• _Prompt_: Word for word, copy all the data and drop the pictures.

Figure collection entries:
+ + + + +
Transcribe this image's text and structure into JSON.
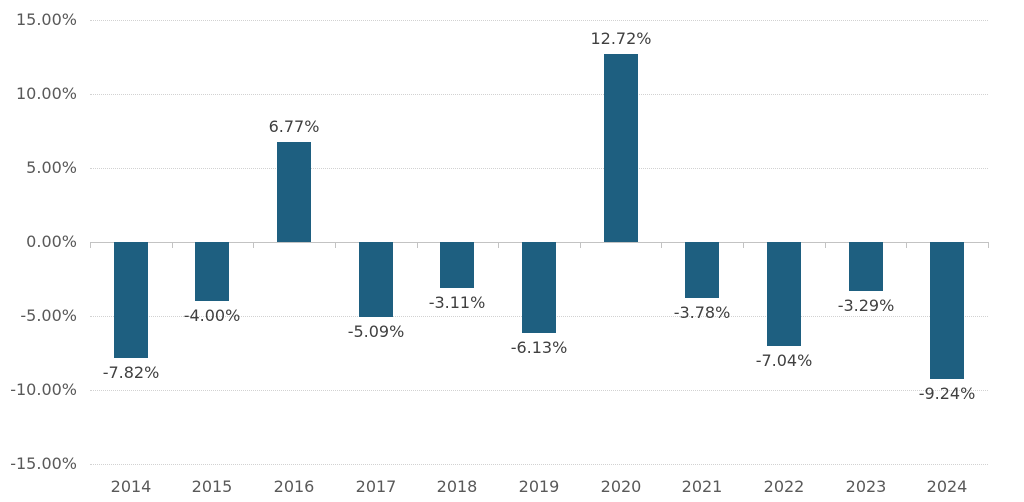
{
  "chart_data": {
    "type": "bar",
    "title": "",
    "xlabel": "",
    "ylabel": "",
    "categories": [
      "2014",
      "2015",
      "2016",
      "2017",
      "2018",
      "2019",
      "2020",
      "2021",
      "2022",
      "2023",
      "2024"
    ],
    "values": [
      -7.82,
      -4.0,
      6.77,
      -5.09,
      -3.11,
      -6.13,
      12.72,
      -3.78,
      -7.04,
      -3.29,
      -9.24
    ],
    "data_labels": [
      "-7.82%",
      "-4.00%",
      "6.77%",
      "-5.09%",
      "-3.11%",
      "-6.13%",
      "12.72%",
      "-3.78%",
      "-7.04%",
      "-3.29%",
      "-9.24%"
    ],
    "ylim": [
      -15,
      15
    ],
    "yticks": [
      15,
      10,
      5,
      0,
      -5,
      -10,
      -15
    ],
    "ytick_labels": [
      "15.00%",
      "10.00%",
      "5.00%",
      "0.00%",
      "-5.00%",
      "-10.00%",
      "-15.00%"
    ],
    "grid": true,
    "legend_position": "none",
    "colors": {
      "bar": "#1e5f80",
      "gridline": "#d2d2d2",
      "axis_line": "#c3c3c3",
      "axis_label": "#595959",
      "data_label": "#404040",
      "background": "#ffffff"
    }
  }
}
+ + + + +
• _Solution below_:
Transcribe this image's text and structure into JSON.
{
  "chart_data": {
    "type": "bar",
    "title": "",
    "xlabel": "",
    "ylabel": "",
    "categories": [
      "2014",
      "2015",
      "2016",
      "2017",
      "2018",
      "2019",
      "2020",
      "2021",
      "2022",
      "2023",
      "2024"
    ],
    "values": [
      -7.82,
      -4.0,
      6.77,
      -5.09,
      -3.11,
      -6.13,
      12.72,
      -3.78,
      -7.04,
      -3.29,
      -9.24
    ],
    "data_labels": [
      "-7.82%",
      "-4.00%",
      "6.77%",
      "-5.09%",
      "-3.11%",
      "-6.13%",
      "12.72%",
      "-3.78%",
      "-7.04%",
      "-3.29%",
      "-9.24%"
    ],
    "ylim": [
      -15,
      15
    ],
    "yticks": [
      15,
      10,
      5,
      0,
      -5,
      -10,
      -15
    ],
    "ytick_labels": [
      "15.00%",
      "10.00%",
      "5.00%",
      "0.00%",
      "-5.00%",
      "-10.00%",
      "-15.00%"
    ],
    "grid": true,
    "legend_position": "none",
    "colors": {
      "bar": "#1e5f80",
      "gridline": "#d2d2d2",
      "axis_line": "#c3c3c3",
      "axis_label": "#595959",
      "data_label": "#404040",
      "background": "#ffffff"
    }
  }
}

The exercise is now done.